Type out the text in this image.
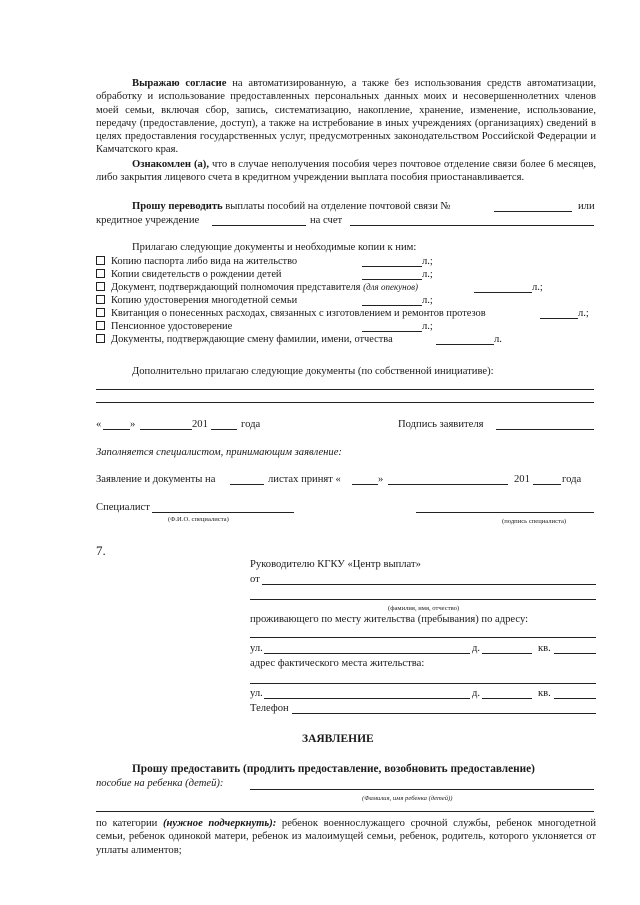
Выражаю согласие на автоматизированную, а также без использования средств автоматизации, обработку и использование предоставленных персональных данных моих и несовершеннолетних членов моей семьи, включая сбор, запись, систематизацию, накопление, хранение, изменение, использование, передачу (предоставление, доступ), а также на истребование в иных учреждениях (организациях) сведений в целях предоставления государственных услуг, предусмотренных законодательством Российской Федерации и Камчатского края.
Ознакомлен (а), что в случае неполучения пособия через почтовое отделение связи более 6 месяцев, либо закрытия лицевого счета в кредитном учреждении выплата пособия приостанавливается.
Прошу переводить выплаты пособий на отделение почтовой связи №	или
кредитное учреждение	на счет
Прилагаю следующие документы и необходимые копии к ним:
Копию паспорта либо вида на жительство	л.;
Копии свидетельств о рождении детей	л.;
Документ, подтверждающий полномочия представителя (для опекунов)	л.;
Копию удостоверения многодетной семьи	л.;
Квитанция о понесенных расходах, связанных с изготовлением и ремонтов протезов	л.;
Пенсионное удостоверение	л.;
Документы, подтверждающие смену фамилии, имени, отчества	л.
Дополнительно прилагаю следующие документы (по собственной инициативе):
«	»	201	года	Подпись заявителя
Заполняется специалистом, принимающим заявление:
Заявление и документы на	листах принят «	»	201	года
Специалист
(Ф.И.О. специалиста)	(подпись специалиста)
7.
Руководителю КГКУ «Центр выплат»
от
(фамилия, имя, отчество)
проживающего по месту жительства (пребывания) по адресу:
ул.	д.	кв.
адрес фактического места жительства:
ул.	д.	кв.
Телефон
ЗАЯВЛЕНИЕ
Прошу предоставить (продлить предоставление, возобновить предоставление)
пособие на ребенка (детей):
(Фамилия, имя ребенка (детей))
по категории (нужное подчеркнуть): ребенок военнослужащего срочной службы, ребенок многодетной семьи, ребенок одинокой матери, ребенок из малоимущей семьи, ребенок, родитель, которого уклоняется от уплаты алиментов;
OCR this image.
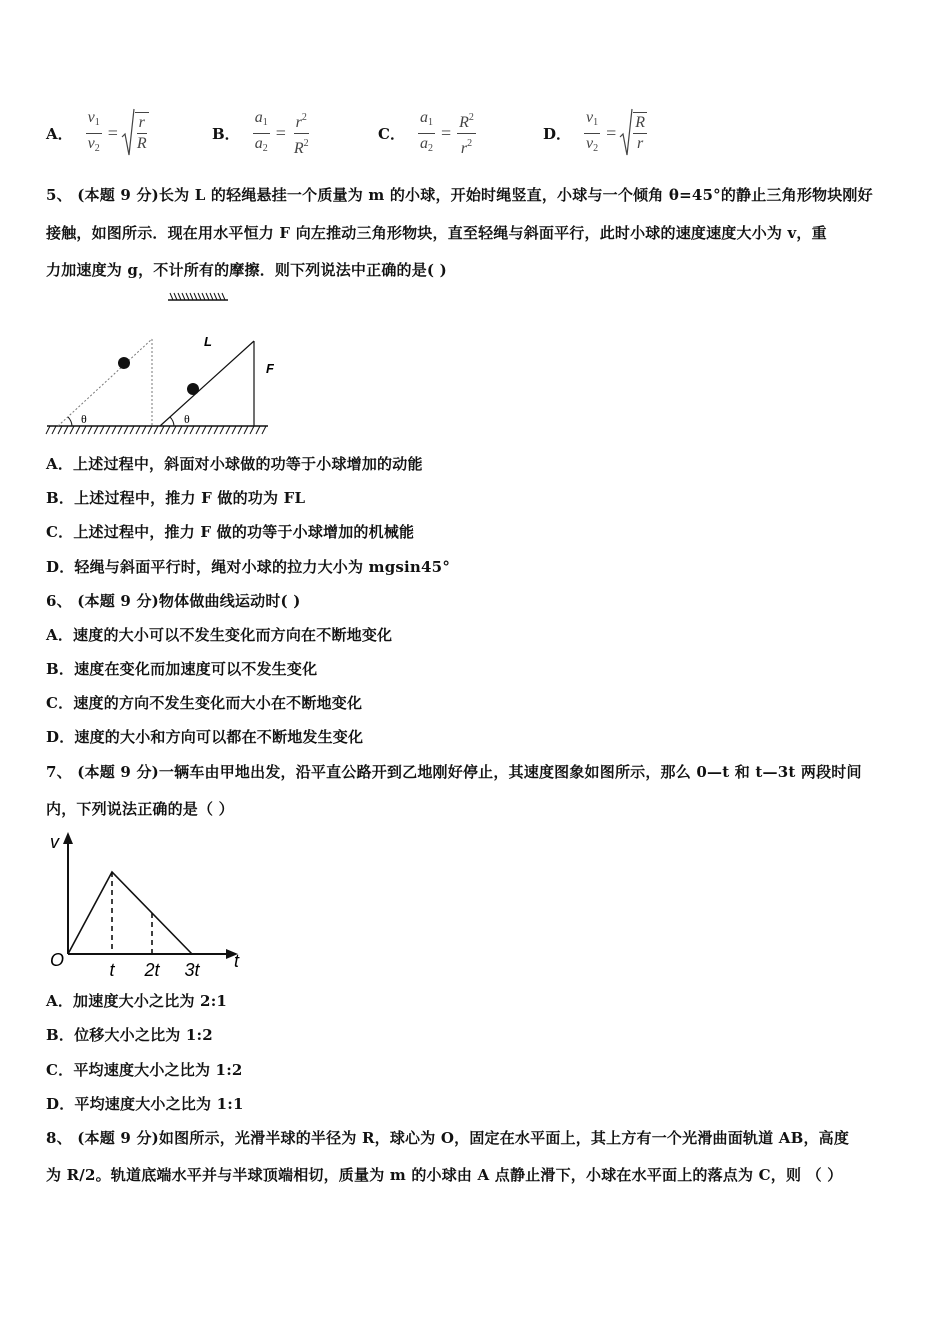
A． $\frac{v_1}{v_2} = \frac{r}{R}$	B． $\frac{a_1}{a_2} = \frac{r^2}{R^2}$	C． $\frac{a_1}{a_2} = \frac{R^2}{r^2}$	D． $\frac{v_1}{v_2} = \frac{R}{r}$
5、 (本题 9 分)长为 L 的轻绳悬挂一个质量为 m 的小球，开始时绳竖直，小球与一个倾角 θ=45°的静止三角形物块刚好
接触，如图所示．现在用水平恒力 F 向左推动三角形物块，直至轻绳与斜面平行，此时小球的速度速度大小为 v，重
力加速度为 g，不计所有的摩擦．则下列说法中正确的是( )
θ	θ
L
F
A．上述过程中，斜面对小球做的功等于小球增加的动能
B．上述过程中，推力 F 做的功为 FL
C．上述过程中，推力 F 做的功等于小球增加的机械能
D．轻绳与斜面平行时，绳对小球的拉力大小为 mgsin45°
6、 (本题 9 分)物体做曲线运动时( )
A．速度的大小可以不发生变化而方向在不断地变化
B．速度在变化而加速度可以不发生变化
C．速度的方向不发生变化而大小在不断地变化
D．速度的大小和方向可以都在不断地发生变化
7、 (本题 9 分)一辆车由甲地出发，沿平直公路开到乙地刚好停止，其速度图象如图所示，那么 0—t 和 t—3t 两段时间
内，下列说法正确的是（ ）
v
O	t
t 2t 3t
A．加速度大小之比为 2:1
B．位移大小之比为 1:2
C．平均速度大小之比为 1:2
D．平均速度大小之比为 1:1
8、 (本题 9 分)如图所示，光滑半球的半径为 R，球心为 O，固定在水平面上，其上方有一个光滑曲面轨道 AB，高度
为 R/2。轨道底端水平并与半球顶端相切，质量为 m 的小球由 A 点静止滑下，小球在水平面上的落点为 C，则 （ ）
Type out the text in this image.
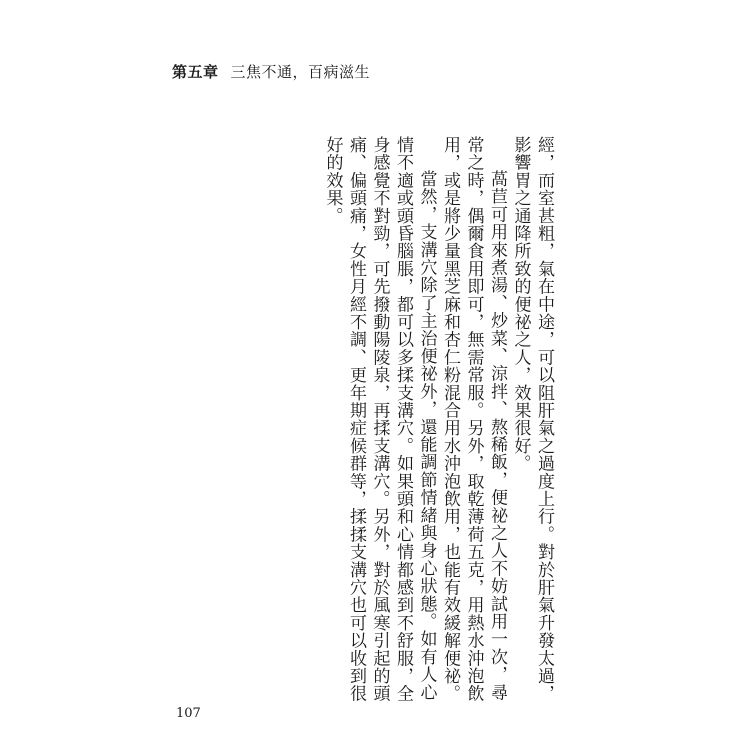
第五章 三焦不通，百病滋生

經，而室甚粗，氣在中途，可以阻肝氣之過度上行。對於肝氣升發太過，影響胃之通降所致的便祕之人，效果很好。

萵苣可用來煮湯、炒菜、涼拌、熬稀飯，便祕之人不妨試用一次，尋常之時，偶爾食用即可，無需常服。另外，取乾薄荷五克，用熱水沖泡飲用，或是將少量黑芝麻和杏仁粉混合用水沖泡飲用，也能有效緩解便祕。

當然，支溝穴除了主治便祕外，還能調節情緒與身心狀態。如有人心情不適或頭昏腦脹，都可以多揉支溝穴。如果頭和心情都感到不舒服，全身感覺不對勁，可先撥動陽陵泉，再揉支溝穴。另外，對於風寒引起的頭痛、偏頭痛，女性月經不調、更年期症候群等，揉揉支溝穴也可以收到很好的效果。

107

#####

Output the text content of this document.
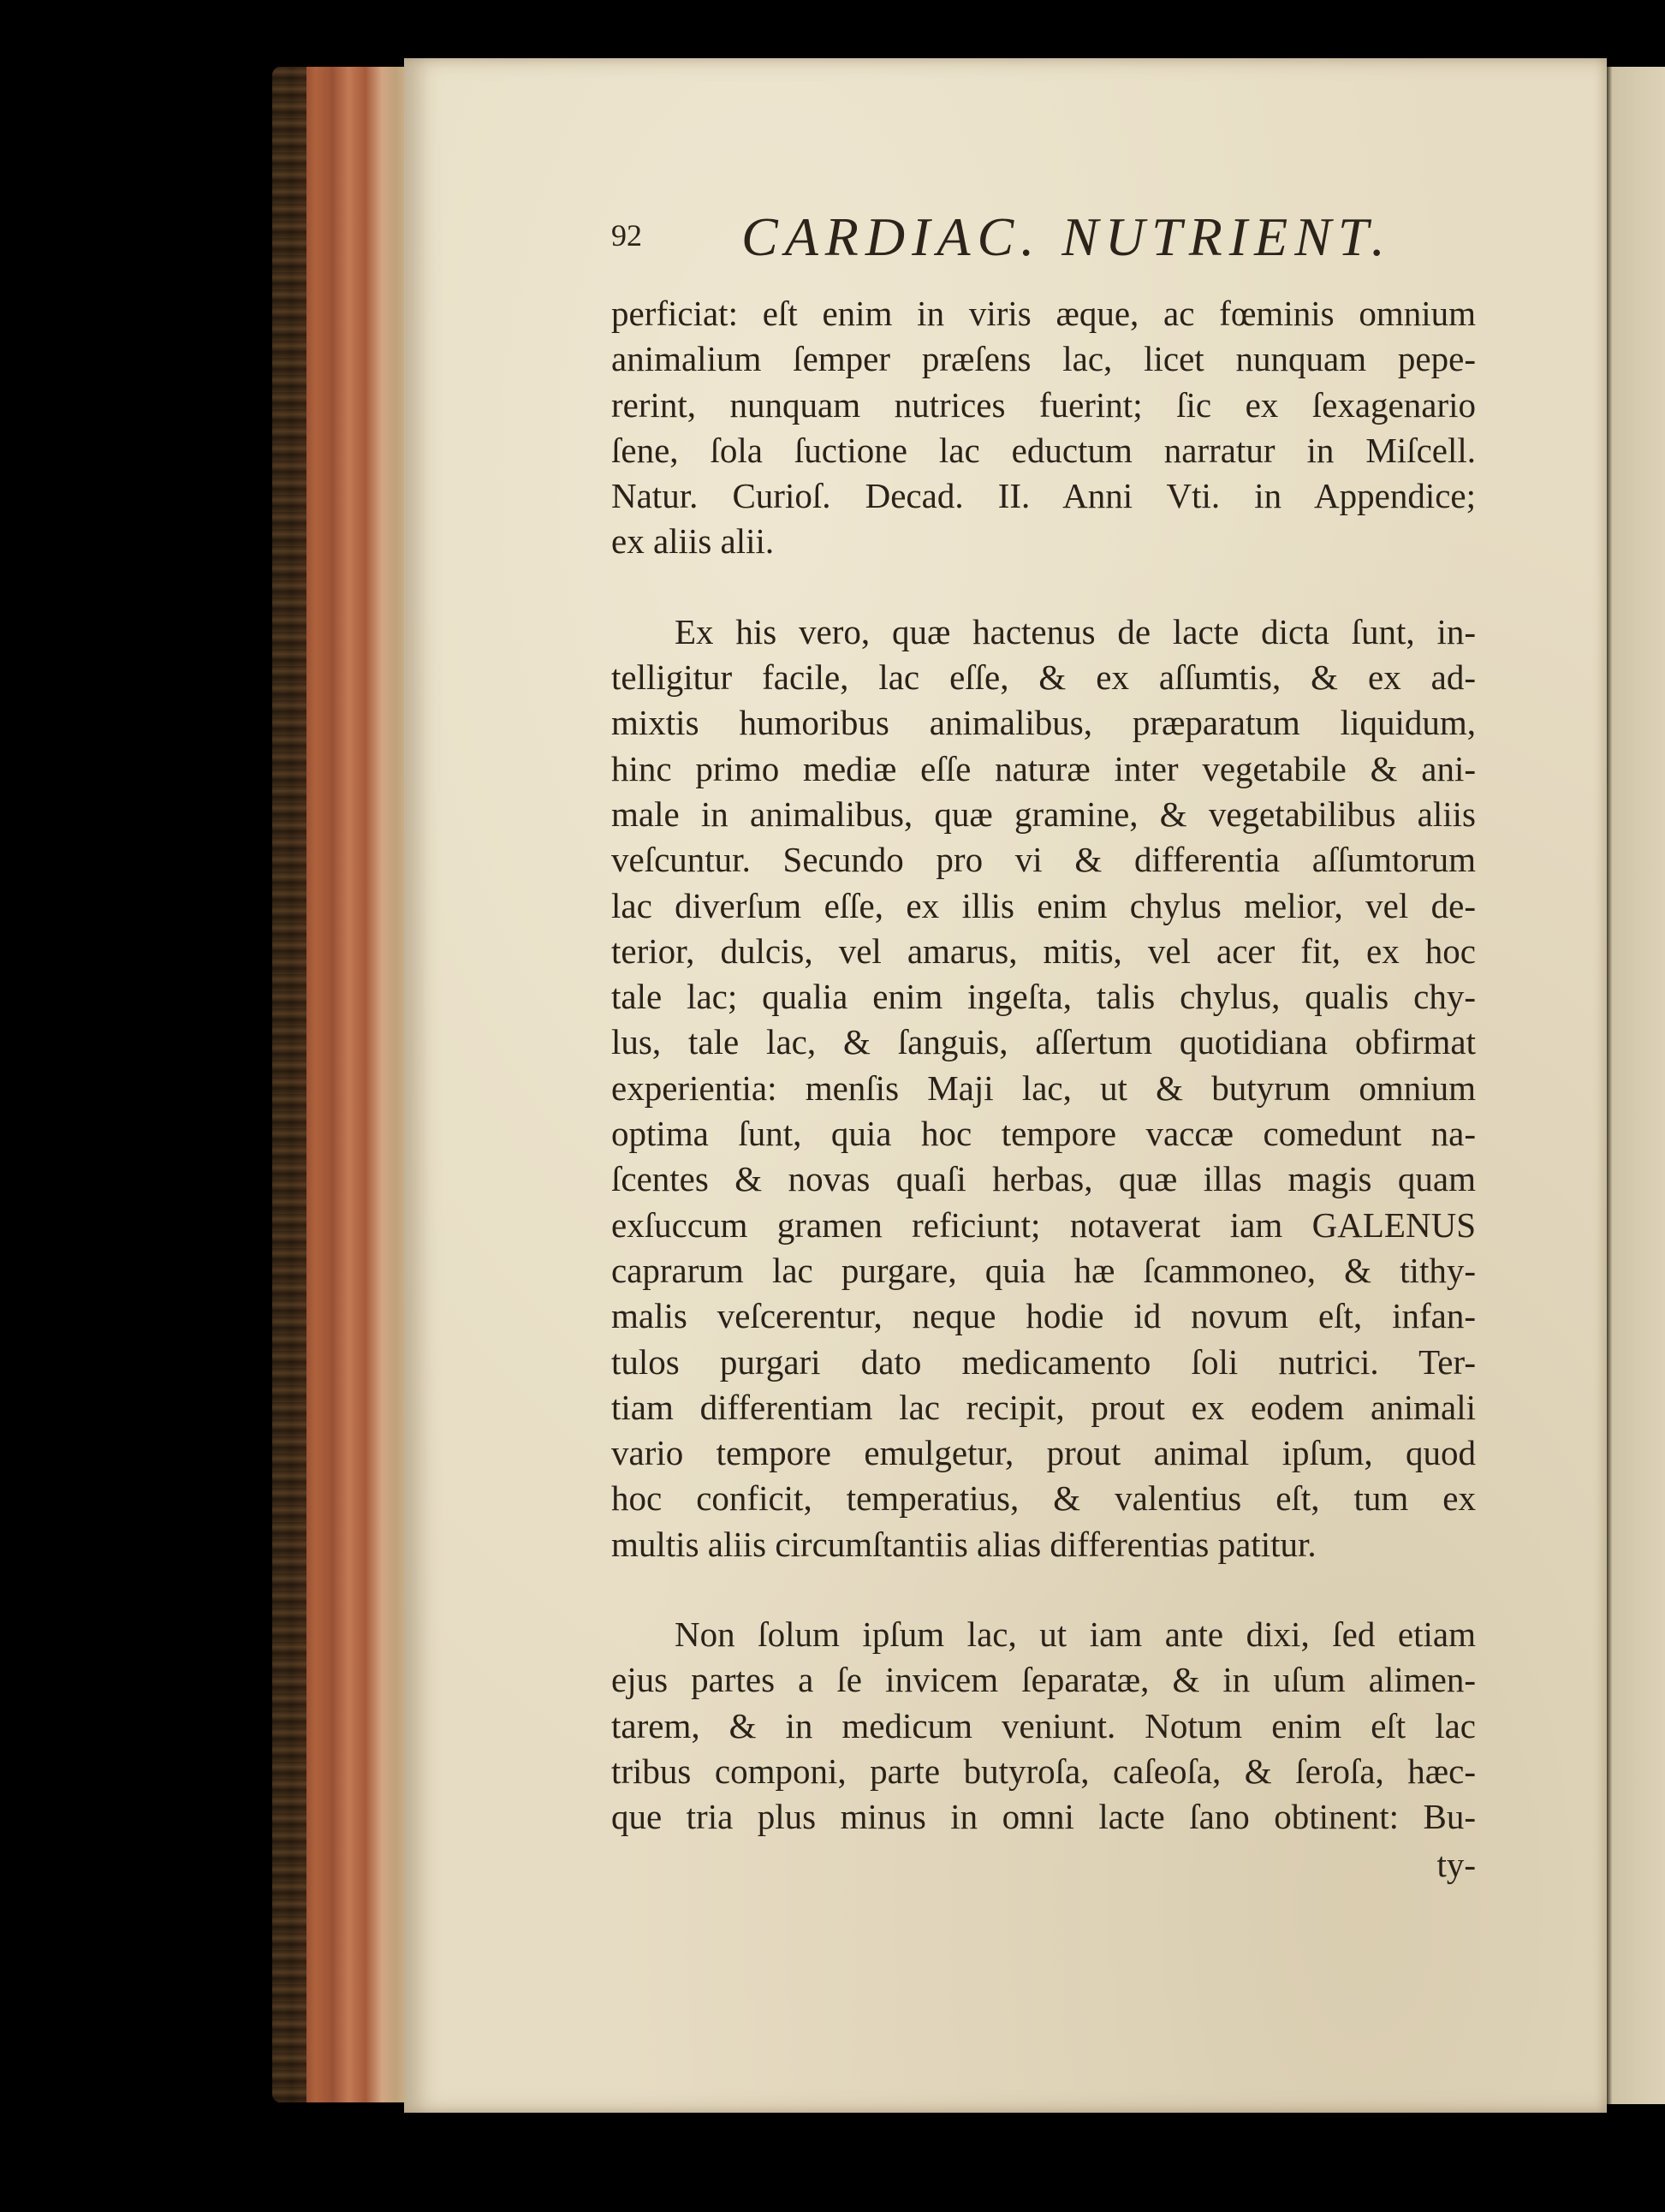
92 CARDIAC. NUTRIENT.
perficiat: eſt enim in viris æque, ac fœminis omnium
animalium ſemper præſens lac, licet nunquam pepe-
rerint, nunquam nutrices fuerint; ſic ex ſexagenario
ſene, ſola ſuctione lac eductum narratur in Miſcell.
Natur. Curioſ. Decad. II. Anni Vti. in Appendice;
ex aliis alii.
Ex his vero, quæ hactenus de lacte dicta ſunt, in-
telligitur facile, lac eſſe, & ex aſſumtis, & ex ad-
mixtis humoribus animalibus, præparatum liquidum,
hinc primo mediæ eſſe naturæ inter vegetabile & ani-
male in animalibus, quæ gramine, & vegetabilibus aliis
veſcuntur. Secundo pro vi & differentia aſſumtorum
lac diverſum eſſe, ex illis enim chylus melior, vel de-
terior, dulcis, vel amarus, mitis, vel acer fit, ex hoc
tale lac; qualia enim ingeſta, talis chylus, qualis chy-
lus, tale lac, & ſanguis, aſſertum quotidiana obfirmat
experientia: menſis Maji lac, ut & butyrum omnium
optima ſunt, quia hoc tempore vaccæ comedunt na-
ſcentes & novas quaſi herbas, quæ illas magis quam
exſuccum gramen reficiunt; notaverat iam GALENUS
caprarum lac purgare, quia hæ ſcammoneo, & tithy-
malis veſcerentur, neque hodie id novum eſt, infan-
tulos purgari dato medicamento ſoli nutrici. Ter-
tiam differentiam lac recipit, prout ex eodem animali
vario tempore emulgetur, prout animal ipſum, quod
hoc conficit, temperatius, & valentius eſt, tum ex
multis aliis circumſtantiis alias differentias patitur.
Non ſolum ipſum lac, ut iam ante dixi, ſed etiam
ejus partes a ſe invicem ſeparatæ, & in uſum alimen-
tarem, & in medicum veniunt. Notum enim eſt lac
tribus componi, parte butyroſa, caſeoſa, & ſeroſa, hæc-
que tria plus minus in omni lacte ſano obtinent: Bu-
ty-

#####

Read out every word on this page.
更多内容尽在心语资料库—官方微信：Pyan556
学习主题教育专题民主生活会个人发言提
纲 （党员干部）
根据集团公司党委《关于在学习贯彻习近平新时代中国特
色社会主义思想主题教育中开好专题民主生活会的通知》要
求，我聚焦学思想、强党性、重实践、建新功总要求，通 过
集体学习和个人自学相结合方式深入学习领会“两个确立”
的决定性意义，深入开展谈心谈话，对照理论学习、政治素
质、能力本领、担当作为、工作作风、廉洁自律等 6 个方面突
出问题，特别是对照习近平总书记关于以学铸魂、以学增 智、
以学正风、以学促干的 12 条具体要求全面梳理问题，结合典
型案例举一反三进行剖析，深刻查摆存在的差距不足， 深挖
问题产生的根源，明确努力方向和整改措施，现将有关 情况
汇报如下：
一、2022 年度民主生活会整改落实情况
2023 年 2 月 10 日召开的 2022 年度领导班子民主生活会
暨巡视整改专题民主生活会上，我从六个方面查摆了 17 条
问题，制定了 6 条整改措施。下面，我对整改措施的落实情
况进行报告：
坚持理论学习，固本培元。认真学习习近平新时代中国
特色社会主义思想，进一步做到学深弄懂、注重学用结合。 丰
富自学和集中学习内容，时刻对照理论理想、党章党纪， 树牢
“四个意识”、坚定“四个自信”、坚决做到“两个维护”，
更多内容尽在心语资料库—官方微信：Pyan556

#####

Job –
Search the entries for the word "жительства" and copy every line that has it.

Written answer –
проживающего по месту жительства (пребывания) по адресу:
адрес фактического места жительства:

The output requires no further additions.